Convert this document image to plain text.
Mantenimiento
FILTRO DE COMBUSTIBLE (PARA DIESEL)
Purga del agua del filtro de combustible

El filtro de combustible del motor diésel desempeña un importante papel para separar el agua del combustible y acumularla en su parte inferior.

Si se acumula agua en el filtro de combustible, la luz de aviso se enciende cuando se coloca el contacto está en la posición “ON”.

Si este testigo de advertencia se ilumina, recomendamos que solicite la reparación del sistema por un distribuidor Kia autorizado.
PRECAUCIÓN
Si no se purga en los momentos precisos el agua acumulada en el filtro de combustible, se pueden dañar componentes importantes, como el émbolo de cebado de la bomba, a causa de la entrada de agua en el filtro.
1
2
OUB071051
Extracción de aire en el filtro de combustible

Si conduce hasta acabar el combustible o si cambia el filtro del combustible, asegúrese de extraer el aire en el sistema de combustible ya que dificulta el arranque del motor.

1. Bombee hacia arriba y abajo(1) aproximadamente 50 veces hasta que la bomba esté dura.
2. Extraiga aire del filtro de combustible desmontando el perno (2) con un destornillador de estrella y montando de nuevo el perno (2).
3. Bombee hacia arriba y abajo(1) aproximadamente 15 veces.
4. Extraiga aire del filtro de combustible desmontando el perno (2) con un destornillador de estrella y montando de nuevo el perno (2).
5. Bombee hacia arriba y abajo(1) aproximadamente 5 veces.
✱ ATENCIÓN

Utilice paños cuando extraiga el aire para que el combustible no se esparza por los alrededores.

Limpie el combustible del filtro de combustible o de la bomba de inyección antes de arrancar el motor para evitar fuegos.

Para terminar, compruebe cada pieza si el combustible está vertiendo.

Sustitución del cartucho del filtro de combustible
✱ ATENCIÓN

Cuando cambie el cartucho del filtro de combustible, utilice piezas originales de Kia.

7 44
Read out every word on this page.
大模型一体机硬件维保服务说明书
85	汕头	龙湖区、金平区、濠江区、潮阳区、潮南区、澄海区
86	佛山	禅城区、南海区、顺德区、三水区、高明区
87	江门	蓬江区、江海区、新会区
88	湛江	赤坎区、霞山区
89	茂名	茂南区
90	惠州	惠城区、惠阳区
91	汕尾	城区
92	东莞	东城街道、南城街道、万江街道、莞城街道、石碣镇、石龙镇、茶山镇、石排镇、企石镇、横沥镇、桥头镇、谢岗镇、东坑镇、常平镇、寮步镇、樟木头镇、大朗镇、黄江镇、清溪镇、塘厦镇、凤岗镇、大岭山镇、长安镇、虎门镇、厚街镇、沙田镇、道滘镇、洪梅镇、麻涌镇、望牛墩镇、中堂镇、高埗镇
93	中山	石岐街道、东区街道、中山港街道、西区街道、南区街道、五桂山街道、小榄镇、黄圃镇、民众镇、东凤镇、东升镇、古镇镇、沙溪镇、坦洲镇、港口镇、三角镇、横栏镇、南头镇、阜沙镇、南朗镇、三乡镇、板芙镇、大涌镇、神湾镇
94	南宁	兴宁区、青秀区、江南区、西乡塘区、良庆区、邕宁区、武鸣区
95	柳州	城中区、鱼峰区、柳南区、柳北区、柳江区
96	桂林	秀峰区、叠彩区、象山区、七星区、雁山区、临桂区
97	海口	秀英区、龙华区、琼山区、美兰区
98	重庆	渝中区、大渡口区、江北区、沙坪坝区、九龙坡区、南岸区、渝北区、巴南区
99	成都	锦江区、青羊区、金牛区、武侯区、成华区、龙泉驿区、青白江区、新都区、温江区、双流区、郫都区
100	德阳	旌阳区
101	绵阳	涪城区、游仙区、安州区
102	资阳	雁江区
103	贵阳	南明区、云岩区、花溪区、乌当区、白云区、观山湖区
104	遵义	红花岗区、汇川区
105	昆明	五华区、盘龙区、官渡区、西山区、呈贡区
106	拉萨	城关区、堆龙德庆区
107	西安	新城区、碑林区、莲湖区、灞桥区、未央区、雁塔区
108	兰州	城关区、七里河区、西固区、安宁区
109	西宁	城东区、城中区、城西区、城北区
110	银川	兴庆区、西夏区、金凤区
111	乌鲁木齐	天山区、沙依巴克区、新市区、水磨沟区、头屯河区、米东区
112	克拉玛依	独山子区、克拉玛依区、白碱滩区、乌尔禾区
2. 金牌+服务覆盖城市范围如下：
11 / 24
━━━━━━━━
Stated goal:
Which lines above contain "Bombee"? Show each of them.

Complete answer:
1. Bombee hacia arriba y abajo(1) aproximadamente 50 veces hasta que la bomba esté dura.
3. Bombee hacia arriba y abajo(1) aproximadamente 15 veces.
5. Bombee hacia arriba y abajo(1) aproximadamente 5 veces.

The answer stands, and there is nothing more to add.